**Direction:**
Copy all lines below containing "Result".
* * * *
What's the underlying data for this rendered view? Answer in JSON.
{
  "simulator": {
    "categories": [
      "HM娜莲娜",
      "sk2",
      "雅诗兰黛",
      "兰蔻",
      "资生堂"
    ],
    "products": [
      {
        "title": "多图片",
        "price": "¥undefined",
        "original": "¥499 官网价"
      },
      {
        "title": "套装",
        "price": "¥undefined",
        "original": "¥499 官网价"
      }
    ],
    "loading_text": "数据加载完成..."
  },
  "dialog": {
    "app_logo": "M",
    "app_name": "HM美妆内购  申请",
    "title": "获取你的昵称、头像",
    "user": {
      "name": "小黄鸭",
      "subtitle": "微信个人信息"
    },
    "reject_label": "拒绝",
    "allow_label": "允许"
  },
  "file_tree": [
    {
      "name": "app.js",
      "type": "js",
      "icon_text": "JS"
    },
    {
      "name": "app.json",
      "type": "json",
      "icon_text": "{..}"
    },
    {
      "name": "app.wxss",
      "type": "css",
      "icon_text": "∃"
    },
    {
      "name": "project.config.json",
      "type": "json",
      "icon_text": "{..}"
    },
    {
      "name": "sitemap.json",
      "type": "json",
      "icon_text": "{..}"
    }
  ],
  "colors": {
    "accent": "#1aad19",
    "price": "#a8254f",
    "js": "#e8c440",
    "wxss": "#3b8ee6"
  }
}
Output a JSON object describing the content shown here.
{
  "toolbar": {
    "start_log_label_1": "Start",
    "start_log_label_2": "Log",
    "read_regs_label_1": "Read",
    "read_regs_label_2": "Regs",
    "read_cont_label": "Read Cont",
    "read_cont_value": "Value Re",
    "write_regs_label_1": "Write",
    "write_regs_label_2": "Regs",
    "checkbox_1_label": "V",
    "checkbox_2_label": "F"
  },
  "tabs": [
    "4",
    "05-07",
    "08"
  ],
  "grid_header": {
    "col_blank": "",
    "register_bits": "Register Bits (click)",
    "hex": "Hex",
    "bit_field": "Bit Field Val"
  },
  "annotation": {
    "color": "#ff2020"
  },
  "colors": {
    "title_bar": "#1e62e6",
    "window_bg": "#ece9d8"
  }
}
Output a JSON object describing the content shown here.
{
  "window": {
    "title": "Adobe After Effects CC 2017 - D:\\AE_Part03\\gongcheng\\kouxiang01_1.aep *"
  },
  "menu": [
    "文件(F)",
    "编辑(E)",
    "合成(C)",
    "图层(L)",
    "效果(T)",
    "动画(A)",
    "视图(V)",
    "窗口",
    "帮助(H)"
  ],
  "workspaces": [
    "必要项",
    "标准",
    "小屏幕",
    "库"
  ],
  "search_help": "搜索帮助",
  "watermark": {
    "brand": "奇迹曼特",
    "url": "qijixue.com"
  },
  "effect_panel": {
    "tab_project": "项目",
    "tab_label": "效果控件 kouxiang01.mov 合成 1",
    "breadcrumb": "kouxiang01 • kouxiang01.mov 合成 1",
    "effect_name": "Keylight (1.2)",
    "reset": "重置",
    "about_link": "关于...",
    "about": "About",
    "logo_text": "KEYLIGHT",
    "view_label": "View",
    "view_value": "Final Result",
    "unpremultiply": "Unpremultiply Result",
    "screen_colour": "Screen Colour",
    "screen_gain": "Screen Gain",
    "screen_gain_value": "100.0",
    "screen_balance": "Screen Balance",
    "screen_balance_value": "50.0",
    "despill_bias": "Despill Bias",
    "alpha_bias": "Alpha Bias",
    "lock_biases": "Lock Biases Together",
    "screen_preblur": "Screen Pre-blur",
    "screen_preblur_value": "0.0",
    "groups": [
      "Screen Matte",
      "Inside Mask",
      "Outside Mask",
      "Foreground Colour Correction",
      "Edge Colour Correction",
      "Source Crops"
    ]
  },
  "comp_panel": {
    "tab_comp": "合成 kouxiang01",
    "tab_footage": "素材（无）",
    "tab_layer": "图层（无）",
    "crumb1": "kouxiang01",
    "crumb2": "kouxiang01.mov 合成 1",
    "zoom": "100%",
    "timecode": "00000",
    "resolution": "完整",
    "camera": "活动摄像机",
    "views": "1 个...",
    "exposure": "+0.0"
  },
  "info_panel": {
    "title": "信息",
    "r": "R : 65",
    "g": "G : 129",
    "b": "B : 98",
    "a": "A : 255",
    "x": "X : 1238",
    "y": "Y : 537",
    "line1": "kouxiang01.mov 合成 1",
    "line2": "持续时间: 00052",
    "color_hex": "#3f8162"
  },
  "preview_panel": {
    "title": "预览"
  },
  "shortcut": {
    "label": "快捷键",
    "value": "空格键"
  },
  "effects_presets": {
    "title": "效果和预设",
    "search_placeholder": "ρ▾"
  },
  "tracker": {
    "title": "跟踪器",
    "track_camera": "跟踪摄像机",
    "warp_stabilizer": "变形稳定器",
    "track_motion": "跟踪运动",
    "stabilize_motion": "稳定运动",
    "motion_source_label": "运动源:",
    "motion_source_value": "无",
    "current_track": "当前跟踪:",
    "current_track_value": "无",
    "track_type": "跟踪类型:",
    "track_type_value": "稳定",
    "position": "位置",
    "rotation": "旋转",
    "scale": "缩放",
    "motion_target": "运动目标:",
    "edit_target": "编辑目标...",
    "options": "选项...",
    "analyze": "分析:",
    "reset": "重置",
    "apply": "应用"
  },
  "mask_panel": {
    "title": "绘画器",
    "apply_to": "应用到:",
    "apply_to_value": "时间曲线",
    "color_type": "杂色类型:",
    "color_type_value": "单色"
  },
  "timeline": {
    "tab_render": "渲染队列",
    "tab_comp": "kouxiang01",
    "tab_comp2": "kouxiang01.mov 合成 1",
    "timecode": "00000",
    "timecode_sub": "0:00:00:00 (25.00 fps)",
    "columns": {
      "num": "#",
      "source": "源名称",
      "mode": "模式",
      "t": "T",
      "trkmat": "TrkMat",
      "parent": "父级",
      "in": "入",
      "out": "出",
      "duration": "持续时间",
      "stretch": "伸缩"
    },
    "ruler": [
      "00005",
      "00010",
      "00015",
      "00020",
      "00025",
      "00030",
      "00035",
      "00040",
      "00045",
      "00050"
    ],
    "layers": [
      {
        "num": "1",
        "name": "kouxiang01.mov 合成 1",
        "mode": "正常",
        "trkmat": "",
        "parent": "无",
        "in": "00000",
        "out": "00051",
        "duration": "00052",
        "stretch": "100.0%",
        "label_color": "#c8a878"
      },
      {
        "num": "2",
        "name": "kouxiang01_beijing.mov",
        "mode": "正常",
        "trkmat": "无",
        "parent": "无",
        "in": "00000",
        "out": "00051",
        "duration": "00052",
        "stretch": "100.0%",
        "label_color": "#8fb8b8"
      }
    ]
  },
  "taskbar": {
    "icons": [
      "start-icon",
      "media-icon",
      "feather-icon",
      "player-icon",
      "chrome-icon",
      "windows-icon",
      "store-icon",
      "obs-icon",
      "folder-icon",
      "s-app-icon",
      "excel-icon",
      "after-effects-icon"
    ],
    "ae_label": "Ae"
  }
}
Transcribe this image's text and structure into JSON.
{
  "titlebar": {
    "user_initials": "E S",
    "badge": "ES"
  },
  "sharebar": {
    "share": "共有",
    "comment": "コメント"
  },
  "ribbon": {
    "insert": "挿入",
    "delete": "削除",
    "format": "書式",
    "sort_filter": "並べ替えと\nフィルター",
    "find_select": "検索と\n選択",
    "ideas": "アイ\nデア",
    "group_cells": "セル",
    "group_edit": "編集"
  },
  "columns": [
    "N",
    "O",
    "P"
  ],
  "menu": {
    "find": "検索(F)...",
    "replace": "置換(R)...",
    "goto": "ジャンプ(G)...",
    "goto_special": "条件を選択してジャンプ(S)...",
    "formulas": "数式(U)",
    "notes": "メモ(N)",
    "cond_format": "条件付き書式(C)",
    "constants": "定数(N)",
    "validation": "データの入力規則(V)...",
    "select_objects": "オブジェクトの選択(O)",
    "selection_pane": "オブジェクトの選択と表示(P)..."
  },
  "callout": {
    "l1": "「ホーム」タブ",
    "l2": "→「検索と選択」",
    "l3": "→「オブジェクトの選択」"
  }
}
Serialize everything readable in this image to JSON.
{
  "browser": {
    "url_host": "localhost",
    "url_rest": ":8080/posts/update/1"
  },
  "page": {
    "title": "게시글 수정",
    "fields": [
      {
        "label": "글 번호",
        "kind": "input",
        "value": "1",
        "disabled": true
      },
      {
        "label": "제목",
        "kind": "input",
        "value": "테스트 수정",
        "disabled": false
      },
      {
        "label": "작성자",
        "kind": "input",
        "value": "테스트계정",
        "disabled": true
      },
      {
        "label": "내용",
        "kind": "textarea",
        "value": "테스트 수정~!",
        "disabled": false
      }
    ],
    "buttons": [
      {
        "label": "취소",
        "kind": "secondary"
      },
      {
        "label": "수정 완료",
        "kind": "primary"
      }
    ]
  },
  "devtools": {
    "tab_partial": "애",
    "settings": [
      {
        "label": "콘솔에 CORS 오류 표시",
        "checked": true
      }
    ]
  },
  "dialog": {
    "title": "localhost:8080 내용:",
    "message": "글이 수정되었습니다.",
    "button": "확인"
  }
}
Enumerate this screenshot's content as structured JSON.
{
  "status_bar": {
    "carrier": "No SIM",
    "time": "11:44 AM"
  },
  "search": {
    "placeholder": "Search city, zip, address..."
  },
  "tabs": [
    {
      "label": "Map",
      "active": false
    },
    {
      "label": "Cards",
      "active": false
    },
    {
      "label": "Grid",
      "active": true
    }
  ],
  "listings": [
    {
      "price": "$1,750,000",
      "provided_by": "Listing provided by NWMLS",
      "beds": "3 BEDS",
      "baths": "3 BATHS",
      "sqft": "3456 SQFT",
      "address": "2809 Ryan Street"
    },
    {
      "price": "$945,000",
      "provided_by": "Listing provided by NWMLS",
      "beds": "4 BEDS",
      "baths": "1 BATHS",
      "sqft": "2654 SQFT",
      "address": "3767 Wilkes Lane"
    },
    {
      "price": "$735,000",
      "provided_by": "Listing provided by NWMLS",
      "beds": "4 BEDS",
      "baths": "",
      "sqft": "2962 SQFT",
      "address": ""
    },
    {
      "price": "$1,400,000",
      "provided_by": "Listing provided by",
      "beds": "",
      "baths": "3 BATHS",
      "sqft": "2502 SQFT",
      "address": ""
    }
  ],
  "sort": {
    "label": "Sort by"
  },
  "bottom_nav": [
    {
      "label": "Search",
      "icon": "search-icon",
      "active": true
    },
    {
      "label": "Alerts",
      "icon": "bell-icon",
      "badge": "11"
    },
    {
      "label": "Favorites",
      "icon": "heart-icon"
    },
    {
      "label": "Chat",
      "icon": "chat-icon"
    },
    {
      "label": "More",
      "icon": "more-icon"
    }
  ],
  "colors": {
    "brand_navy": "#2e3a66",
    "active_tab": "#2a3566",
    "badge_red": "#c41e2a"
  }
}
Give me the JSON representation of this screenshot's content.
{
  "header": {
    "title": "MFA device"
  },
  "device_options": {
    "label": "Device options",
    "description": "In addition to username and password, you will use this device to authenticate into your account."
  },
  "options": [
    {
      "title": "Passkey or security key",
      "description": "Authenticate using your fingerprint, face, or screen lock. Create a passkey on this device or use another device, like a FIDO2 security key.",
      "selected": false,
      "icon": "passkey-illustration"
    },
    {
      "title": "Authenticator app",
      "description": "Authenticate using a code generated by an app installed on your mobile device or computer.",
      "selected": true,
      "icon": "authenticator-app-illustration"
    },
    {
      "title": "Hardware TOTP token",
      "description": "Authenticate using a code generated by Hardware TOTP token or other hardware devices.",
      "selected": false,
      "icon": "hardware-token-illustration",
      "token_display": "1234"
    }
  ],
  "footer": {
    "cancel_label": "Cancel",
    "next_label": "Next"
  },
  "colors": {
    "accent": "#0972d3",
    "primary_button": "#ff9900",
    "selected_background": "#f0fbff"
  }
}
* * * *
**Response for this exercise:**
    "view_value": "Final Result",
    "unpremultiply": "Unpremultiply Result",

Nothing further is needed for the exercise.